> [YOUR INSTRUCTIONS]
Output the entries verbatim, including every line.

---*---

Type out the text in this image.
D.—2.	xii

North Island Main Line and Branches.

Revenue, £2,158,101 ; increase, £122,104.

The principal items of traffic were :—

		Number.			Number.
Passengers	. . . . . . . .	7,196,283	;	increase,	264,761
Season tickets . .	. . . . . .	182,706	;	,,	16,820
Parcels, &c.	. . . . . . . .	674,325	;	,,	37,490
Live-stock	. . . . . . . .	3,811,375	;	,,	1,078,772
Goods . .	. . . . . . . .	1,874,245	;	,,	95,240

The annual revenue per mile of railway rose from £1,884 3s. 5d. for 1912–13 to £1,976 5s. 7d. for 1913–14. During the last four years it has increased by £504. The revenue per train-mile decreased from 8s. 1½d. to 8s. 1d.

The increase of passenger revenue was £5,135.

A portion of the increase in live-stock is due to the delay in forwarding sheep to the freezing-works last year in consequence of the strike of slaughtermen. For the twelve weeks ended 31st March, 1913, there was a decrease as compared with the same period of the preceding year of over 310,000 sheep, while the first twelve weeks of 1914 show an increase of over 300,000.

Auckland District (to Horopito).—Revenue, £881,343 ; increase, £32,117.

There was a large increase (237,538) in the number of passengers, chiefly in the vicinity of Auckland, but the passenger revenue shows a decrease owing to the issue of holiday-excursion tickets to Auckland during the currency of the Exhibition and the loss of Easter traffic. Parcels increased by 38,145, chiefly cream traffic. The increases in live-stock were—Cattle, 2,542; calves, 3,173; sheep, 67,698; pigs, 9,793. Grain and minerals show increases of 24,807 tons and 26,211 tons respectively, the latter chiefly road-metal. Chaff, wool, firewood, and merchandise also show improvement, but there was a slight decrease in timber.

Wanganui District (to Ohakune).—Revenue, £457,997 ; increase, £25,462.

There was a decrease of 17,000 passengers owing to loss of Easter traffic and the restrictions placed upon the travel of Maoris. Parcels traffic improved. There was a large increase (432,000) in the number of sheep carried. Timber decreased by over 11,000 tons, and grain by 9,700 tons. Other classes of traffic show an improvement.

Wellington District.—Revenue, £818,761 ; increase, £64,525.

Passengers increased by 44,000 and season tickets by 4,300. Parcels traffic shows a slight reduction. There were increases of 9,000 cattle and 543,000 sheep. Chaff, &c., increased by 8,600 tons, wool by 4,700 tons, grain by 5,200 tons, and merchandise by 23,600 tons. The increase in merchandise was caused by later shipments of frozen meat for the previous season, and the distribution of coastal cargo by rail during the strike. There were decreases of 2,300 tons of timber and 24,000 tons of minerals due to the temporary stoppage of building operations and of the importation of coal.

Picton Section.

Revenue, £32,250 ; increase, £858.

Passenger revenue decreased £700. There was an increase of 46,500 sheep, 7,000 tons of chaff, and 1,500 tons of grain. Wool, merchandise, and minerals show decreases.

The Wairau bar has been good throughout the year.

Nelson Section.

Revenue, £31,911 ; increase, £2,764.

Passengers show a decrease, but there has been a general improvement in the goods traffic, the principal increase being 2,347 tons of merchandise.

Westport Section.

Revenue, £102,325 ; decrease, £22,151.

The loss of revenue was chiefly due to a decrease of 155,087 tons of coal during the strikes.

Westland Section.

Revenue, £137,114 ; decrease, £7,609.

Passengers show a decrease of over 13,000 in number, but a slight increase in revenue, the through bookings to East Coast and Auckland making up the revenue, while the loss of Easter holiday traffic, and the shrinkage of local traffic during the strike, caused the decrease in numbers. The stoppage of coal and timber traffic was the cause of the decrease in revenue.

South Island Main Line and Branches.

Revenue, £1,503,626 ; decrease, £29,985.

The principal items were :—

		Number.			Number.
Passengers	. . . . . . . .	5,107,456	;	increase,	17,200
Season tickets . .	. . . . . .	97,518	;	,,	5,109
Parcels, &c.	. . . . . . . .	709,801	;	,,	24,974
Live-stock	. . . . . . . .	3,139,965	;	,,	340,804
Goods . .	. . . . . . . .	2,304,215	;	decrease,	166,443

---*---

> [SOLUTION TO THE PROBLEM]
Type out the text in this image.
D.—2.	xii

North Island Main Line and Branches.

Revenue, £2,158,101 ; increase, £122,104.

The principal items of traffic were :—

		Number.			Number.
Passengers	. . . . . . . .	7,196,283	;	increase,	264,761
Season tickets . .	. . . . . .	182,706	;	,,	16,820
Parcels, &c.	. . . . . . . .	674,325	;	,,	37,490
Live-stock	. . . . . . . .	3,811,375	;	,,	1,078,772
Goods . .	. . . . . . . .	1,874,245	;	,,	95,240

The annual revenue per mile of railway rose from £1,884 3s. 5d. for 1912–13 to £1,976 5s. 7d. for 1913–14. During the last four years it has increased by £504. The revenue per train-mile decreased from 8s. 1½d. to 8s. 1d.

The increase of passenger revenue was £5,135.

A portion of the increase in live-stock is due to the delay in forwarding sheep to the freezing-works last year in consequence of the strike of slaughtermen. For the twelve weeks ended 31st March, 1913, there was a decrease as compared with the same period of the preceding year of over 310,000 sheep, while the first twelve weeks of 1914 show an increase of over 300,000.

Auckland District (to Horopito).—Revenue, £881,343 ; increase, £32,117.

There was a large increase (237,538) in the number of passengers, chiefly in the vicinity of Auckland, but the passenger revenue shows a decrease owing to the issue of holiday-excursion tickets to Auckland during the currency of the Exhibition and the loss of Easter traffic. Parcels increased by 38,145, chiefly cream traffic. The increases in live-stock were—Cattle, 2,542; calves, 3,173; sheep, 67,698; pigs, 9,793. Grain and minerals show increases of 24,807 tons and 26,211 tons respectively, the latter chiefly road-metal. Chaff, wool, firewood, and merchandise also show improvement, but there was a slight decrease in timber.

Wanganui District (to Ohakune).—Revenue, £457,997 ; increase, £25,462.

There was a decrease of 17,000 passengers owing to loss of Easter traffic and the restrictions placed upon the travel of Maoris. Parcels traffic improved. There was a large increase (432,000) in the number of sheep carried. Timber decreased by over 11,000 tons, and grain by 9,700 tons. Other classes of traffic show an improvement.

Wellington District.—Revenue, £818,761 ; increase, £64,525.

Passengers increased by 44,000 and season tickets by 4,300. Parcels traffic shows a slight reduction. There were increases of 9,000 cattle and 543,000 sheep. Chaff, &c., increased by 8,600 tons, wool by 4,700 tons, grain by 5,200 tons, and merchandise by 23,600 tons. The increase in merchandise was caused by later shipments of frozen meat for the previous season, and the distribution of coastal cargo by rail during the strike. There were decreases of 2,300 tons of timber and 24,000 tons of minerals due to the temporary stoppage of building operations and of the importation of coal.

Picton Section.

Revenue, £32,250 ; increase, £858.

Passenger revenue decreased £700. There was an increase of 46,500 sheep, 7,000 tons of chaff, and 1,500 tons of grain. Wool, merchandise, and minerals show decreases.

The Wairau bar has been good throughout the year.

Nelson Section.

Revenue, £31,911 ; increase, £2,764.

Passengers show a decrease, but there has been a general improvement in the goods traffic, the principal increase being 2,347 tons of merchandise.

Westport Section.

Revenue, £102,325 ; decrease, £22,151.

The loss of revenue was chiefly due to a decrease of 155,087 tons of coal during the strikes.

Westland Section.

Revenue, £137,114 ; decrease, £7,609.

Passengers show a decrease of over 13,000 in number, but a slight increase in revenue, the through bookings to East Coast and Auckland making up the revenue, while the loss of Easter holiday traffic, and the shrinkage of local traffic during the strike, caused the decrease in numbers. The stoppage of coal and timber traffic was the cause of the decrease in revenue.

South Island Main Line and Branches.

Revenue, £1,503,626 ; decrease, £29,985.

The principal items were :—

		Number.			Number.
Passengers	. . . . . . . .	5,107,456	;	increase,	17,200
Season tickets . .	. . . . . .	97,518	;	,,	5,109
Parcels, &c.	. . . . . . . .	709,801	;	,,	24,974
Live-stock	. . . . . . . .	3,139,965	;	,,	340,804
Goods . .	. . . . . . . .	2,304,215	;	decrease,	166,443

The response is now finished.